DOKUMENT →
Wo sich vereinzelt noch Bergwerke erhalten hatten, bereitete ihnen der
alles vernichtende Dreißigjährige Krieg ein rasches Ende. Die Knappen
verließen die
Gruben und gingen unter die Soldaten; es dünkte ihnen leichter, durch
Raub und Plünderungen Gold und Silber zu erwerben, denn durch gefahr-
und mühevolle Arbeit. Die beutegierige Räuberbanden, die aus der
verkommenen Soldateska hervorging, warfen sich natürlich auch auf die
Bergwerke und Schmelzöfen, wo oft genug Silber und Blei in Mengen
verborgen lag. Ein Bericht aus jenen grauenvollen Tagen besagt, daß die
Franzosen und Schweden wie Wilde im Breisgau und seinen entlegensten
Tälern hausten.
So
lag der Bergbau bei uns dann lange Jahrzehnte darnieder. Erst zu Beginn
des 18. Jahrhunderts begann man auch im St.Wilhelmstale, die
halbverschütteten Gruben wieder in Betrieb zu setzen. Zwar blieb jene
am Silbereckle gänzlich liegen, da kein Silber mehr zu finden war;
dagegen wurde im Kamendobel und auf der Katzensteig wieder eifrig
geschürft. Mit Eisen und Schlegel, aber auch mit der Wünschelrute in
der Hand war der Bergmann damals keine unbekannte Gestalt. Nahezu
hundert Jahre wurde mit bald mehr, bald weniger Erfolg an den
obengenannten Stollen gearbeitet. Aber die Leute büßten Tausende ein an
den „alt-verlegenen Gruben", der Ertrag ging immer mehr zurück. Mit
Aufhebung der Klöster und Übergang des Bodens an den badischen Staat
(1806) wurde der Bergbau gänzlich eingestellt
und das Freiburger Bergamt aufgehoben. Die meisten Knappen wanderten
nach Gegenden aus, wo der Bergbau noch blühte (Böhmen, Sachsen); einige
aber blieben hier und wurden Landwirte und Taglöhner. Daraus erklärt
sich auch, daß St.Wilhelm vor etwa 150 Jahren bedeutend mehr Einwohner
zählte als heute.

AUSGEWÄHLTE EINTRÄGE →

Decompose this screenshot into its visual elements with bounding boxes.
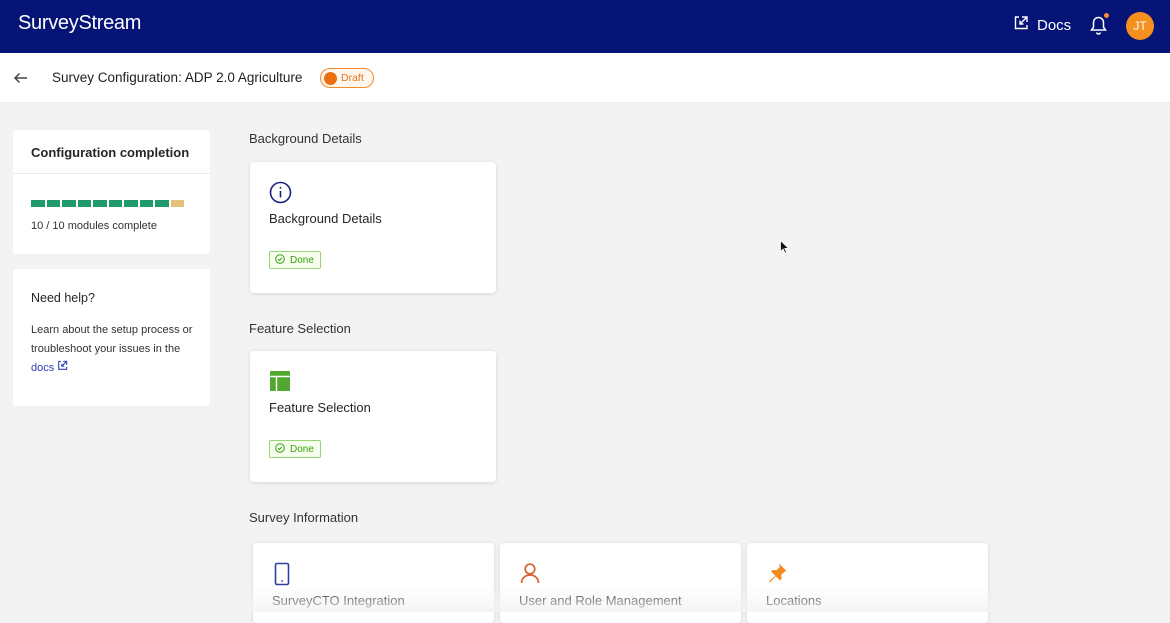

---

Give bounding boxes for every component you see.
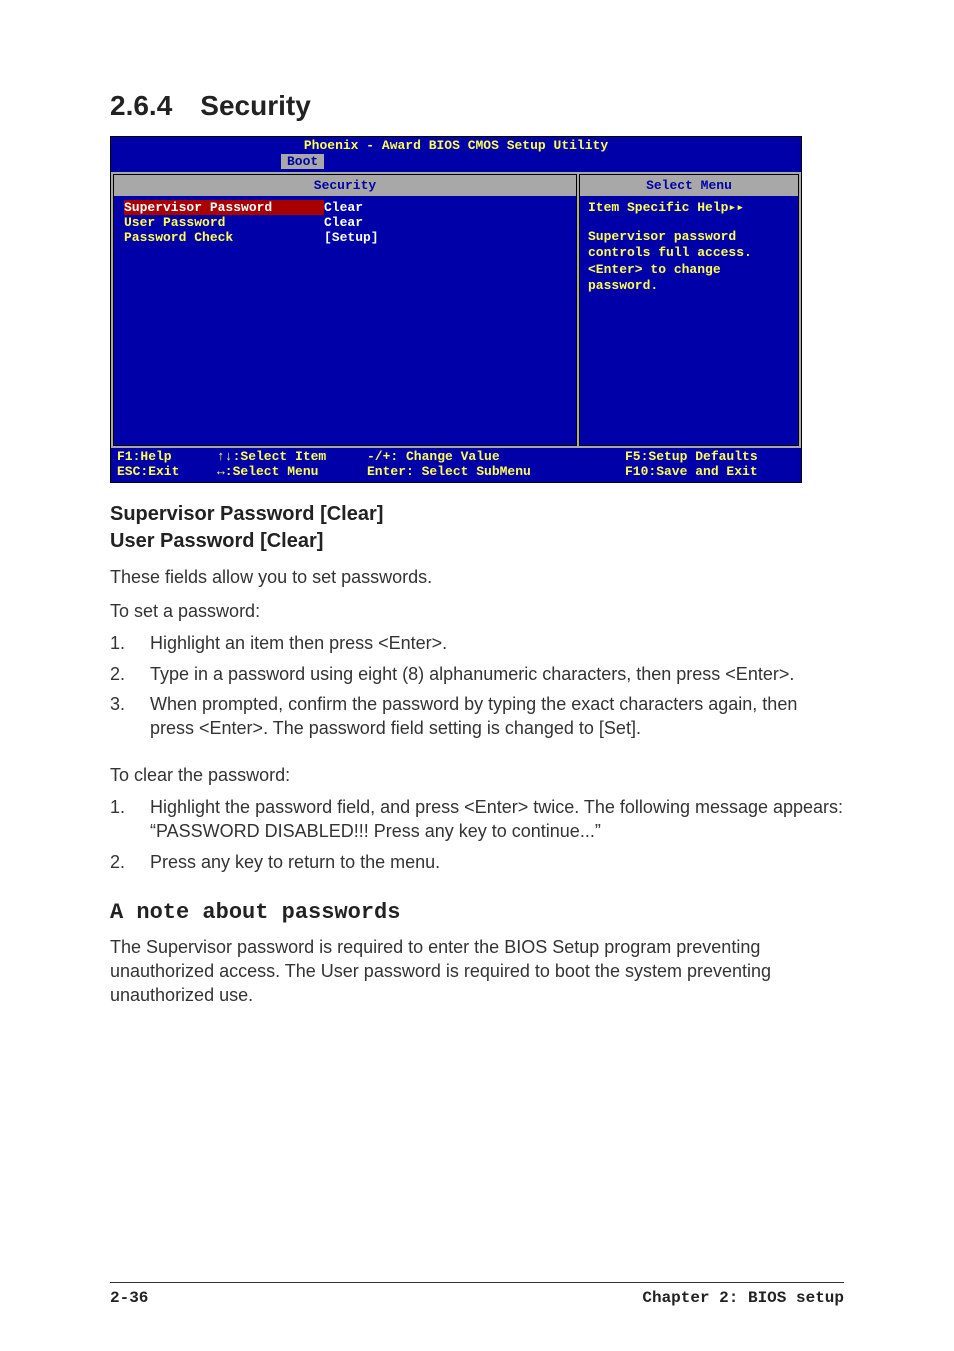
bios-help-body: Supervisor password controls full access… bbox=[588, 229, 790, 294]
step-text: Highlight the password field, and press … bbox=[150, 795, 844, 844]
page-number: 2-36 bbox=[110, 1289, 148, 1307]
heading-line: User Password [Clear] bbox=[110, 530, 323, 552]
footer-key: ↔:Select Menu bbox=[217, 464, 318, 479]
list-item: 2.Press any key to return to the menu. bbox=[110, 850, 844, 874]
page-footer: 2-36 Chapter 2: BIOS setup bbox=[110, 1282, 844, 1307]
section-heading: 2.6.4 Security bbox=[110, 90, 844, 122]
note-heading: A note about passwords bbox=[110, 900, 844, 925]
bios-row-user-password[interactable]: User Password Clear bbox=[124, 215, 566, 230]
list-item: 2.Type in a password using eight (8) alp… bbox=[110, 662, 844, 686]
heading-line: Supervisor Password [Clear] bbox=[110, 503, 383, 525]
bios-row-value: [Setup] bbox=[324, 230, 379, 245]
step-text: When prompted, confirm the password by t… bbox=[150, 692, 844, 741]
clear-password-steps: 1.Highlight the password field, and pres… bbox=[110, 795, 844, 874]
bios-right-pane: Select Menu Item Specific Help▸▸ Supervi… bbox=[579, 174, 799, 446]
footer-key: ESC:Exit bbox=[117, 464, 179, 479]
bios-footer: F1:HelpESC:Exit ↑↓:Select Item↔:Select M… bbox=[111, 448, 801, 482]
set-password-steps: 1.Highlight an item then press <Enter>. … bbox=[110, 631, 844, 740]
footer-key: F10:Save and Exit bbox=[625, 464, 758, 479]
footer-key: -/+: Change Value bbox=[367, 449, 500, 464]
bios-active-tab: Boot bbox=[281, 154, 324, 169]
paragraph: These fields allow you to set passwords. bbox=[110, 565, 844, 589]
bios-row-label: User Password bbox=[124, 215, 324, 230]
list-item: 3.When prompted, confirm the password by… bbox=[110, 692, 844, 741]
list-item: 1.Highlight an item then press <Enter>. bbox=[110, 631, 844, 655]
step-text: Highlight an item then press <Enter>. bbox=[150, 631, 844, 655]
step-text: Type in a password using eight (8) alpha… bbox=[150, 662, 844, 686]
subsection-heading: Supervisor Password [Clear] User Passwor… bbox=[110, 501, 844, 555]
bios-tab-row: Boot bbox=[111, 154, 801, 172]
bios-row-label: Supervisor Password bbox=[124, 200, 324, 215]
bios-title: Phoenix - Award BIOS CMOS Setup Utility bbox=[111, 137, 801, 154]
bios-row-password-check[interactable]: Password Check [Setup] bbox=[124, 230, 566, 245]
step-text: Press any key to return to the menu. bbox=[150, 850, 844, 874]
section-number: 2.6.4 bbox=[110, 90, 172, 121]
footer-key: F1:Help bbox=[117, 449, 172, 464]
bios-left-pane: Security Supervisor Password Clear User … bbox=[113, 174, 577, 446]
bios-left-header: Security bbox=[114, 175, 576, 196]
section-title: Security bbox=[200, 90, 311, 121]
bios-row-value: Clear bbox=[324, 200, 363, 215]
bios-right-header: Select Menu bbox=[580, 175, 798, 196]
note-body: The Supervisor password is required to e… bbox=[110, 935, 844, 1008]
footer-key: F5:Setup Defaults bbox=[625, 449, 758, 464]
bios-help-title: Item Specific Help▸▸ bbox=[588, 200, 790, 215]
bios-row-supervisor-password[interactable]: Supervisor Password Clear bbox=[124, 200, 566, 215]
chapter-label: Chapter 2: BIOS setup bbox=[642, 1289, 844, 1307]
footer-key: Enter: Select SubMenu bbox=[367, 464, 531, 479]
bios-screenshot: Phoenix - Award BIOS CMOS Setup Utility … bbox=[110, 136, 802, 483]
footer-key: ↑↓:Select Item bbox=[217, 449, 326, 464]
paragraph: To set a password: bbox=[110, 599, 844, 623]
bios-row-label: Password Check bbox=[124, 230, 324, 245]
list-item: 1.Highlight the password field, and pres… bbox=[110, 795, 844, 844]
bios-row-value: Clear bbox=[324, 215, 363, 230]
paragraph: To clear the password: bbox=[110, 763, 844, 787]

AUFGABEN →
1. Welche Grubenstandorte im St. Wilhelmstal nennt der Text über den Bergbau im St. Wilhelmstal?
2. In welchem Jahr ging der Boden laut dem Text über den Bergbau im St. Wilhelmstal an den badischen Staat über?
3. Schreib den Text über den Bergbau im St. Wilhelmstal ab seinem letzten Satz weiter.

ANTWORTEN JE AUFGABE →
1. Silbereckle, Kamendobel, Katzensteig

2. 1806

3.
Die
verlassenen Gruben sind alle noch zu erkennen, und es gewährt einen
eigenen Reiz, diesen Denkmälern vergangener Zeit nachzuspüren. Sehr
deutlich sichtbar ist noch der St.Benedikt-Stollen auf der Katzensteig,
westlich des Mooshofes, zwischen den Felsen am sogenannten „tiefen
Moos". Vor einigen Jahrzehnten noch konnte man den Stollen ein Stück
weit in den Berg hinein verfolgen. Den Hirtenbuben war er ein bekannter
und beliebter Unterschlupf; doch hat auch hier der Zahn der Zeit seine
Wirkung getan. Der Eingang ist jetzt (1916) fast gänzlich verschüttet.
Da
man früher nur mit beschränkten Hilfsmitteln die obersten Gänge
ausbeutete, ist es nicht ausgeschlossen, daß bei genügend
kapitalkräftiger Unterstützung und mit modernen Maschinen der Bergbau
bei uns - wie auch anderwärts im Schwarzwald - wieder auflebt und dem
trotzigen Felsen seine Schätze abgerungen werden.
VI.
DIE TRENNUNG VON OBERRIED
In den
alten Urkunden wird unser Tal häufig mit dem Namen „Oberried"
bezeichnet, da es ja nur ein Teil jener Gemeinde war. Auch die
Wilhelmiten, die von hier aus nach Freiburg zogen, hießen dort
allgemein „die Oberrieder". (z. B. in den Erblehenbriefen über die
Wittenbacher Weide ausjdem Anfang des 17. Jahrhunderts) Trotz der
jahrhundertelangen Verbindung mit dieser Gemeinde nahm St. Wilhelm
immer eine besondere Stellung ein. Wir müssen hier zunächst einen
kleinen geschichtlichen Rückblick einfügen.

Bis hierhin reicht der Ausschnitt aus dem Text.